• Data supplied
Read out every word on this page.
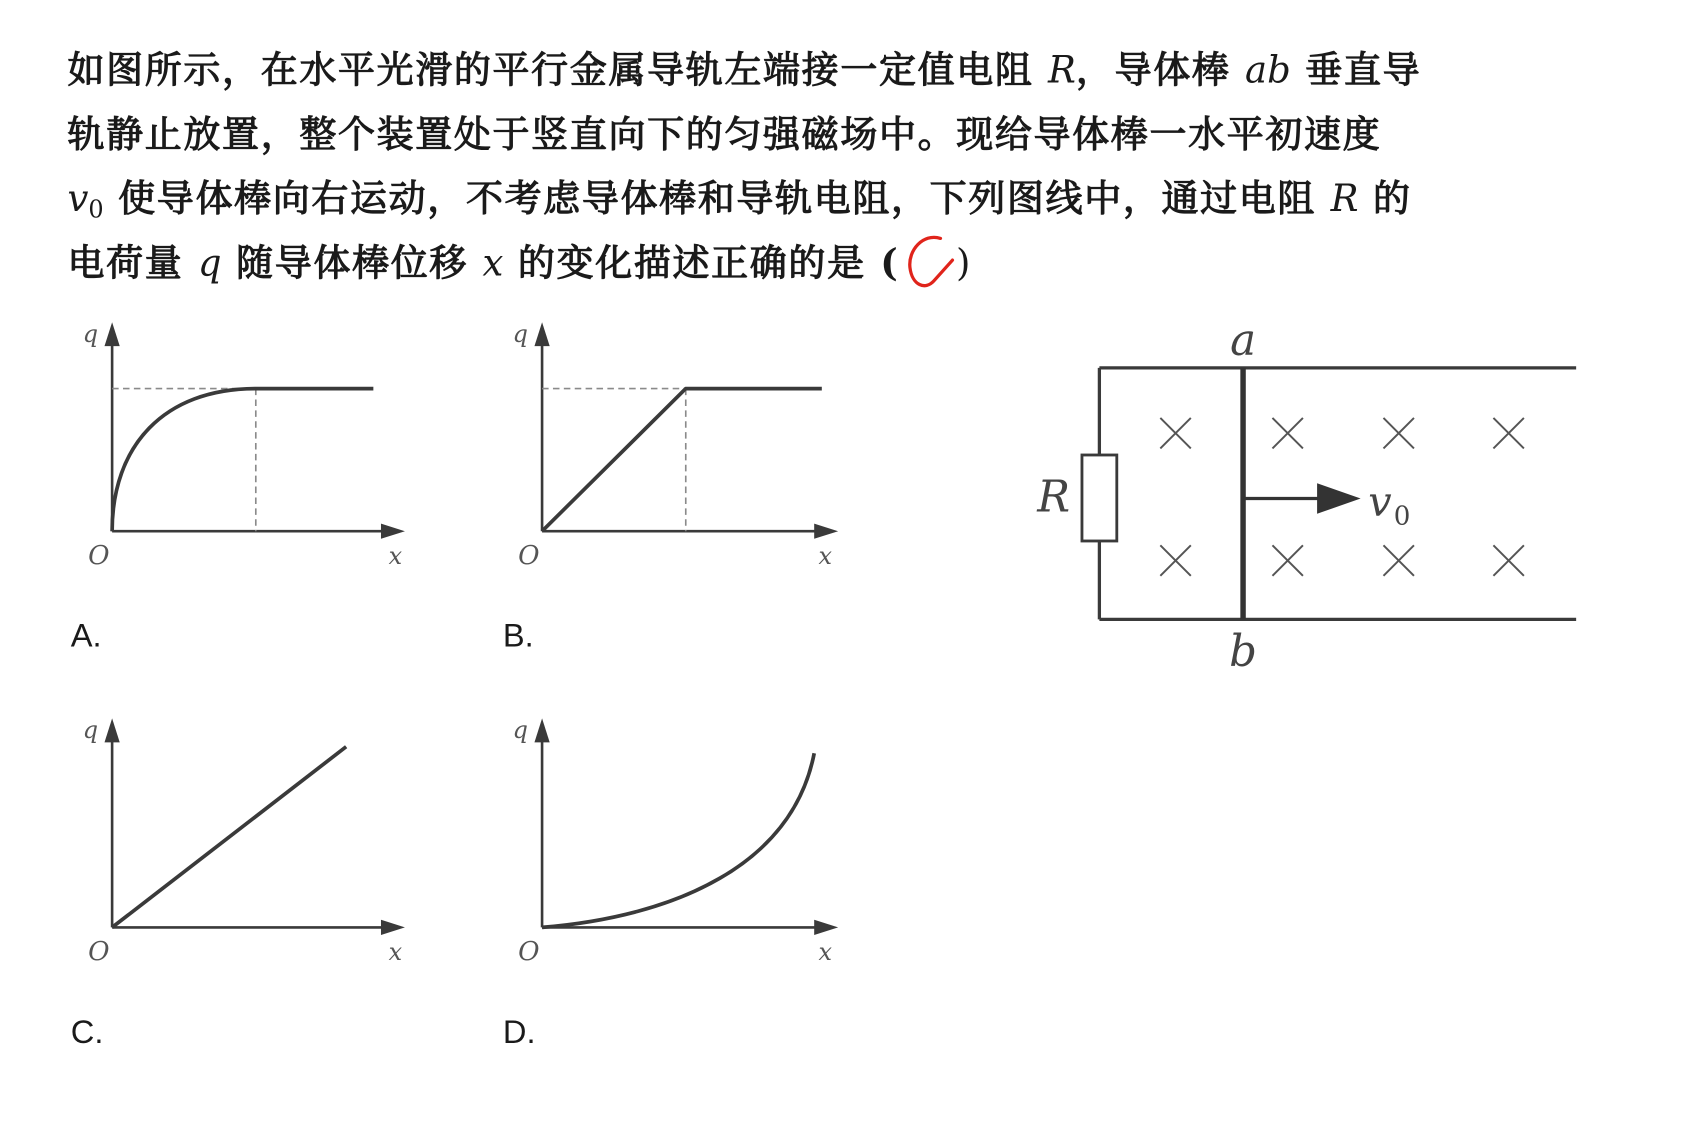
如图所示，在水平光滑的平行金属导轨左端接一定值电阻 R，导体棒 ab 垂直导
轨静止放置，整个装置处于竖直向下的匀强磁场中。现给导体棒一水平初速度
$v_0$ 使导体棒向右运动，不考虑导体棒和导轨电阻，下列图线中，通过电阻 R 的
电荷量 q 随导体棒位移 x 的变化描述正确的是 ( )
q
O	x
A.
q
O	x
B.
q
O	x
C.
q
O	x
D.
R
a
b
$v_0$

• The exercise
Repeat the material verbatim. Do not carry over any picture.

• Result
Read out every word on this page.
如图所示，在水平光滑的平行金属导轨左端接一定值电阻 R，导体棒 ab 垂直导
轨静止放置，整个装置处于竖直向下的匀强磁场中。现给导体棒一水平初速度
$v_0$ 使导体棒向右运动，不考虑导体棒和导轨电阻，下列图线中，通过电阻 R 的
电荷量 q 随导体棒位移 x 的变化描述正确的是 ( )
q
O	x
A.
q
O	x
B.
q
O	x
C.
q
O	x
D.
R
a
b
$v_0$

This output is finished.